### To do
Report how many lines in the records hold the string "Nombre"; give the number and nothing else.

Records from a collection of figures:

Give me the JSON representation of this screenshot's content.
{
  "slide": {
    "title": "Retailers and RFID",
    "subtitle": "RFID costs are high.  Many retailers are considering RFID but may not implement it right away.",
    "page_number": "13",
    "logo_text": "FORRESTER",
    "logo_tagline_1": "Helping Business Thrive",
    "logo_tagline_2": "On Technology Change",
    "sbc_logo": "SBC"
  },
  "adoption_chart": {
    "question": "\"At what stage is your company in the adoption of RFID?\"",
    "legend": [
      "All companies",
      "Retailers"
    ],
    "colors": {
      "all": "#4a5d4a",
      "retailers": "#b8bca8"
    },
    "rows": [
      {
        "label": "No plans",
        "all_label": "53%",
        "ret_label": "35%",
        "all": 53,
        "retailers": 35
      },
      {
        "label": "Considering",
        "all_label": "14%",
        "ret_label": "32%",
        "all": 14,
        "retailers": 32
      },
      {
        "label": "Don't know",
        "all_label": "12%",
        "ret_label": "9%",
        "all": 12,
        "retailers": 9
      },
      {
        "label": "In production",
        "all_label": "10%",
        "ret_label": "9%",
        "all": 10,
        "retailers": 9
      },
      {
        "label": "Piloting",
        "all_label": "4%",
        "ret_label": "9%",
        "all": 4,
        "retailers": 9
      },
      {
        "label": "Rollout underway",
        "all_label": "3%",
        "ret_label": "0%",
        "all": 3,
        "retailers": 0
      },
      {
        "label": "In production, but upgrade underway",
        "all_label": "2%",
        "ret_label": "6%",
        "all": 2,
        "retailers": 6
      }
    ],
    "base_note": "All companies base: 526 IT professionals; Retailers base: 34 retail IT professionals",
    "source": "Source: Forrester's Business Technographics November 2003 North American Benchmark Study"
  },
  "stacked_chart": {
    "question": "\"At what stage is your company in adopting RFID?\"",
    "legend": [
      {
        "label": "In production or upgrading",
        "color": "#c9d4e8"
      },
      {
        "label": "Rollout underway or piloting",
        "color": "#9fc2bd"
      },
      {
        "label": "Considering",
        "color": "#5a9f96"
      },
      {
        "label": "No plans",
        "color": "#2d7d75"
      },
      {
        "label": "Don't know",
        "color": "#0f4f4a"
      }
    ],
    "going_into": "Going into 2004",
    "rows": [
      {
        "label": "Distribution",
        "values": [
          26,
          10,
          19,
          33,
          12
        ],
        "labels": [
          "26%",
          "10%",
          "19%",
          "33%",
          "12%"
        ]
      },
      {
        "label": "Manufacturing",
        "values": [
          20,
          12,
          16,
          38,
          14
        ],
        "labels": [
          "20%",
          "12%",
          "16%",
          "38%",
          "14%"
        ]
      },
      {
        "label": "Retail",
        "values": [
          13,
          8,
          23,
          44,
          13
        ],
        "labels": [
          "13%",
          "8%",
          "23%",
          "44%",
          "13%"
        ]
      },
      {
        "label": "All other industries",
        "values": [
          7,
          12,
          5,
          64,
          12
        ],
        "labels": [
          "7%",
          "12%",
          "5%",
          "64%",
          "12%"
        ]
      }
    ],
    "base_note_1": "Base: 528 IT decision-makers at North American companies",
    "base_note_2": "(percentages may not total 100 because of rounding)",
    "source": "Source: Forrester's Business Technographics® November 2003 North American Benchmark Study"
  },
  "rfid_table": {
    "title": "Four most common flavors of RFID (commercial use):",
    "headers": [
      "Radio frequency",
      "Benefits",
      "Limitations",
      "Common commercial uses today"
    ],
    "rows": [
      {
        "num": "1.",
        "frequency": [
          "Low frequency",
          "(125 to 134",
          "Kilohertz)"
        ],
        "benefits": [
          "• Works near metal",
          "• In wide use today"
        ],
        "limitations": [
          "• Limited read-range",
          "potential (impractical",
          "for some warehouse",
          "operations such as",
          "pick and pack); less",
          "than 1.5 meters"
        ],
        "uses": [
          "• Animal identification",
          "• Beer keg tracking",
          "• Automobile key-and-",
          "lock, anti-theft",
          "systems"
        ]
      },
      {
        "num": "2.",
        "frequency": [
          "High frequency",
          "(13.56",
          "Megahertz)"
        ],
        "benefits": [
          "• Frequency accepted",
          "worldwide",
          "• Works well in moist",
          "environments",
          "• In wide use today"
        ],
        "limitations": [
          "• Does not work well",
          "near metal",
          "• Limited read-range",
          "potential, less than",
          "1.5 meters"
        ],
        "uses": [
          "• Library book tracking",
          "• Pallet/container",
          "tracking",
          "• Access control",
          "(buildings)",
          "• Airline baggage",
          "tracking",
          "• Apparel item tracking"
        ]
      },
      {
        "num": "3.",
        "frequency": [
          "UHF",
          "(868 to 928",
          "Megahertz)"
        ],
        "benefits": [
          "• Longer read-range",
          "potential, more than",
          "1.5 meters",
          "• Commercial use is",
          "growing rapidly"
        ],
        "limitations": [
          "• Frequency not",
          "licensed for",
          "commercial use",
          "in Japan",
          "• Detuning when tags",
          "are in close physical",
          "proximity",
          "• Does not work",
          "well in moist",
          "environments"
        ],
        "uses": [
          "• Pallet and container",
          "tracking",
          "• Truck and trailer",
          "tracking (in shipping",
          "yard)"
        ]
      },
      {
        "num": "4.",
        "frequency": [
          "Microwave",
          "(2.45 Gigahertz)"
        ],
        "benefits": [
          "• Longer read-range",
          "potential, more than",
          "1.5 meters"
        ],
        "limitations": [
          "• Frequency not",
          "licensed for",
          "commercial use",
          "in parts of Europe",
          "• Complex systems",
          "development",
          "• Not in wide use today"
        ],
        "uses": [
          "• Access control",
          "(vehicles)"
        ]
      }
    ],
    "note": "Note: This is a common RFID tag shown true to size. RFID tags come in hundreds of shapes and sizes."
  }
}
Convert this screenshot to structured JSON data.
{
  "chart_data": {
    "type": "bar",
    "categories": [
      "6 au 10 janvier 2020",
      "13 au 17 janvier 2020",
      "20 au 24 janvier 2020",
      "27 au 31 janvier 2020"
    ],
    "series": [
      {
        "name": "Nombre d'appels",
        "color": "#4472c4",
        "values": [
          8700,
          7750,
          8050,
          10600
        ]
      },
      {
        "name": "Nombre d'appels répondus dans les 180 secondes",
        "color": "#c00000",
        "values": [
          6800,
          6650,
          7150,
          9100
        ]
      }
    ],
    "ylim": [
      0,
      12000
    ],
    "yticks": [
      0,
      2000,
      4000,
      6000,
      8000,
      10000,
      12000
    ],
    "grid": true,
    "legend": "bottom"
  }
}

### Output below
2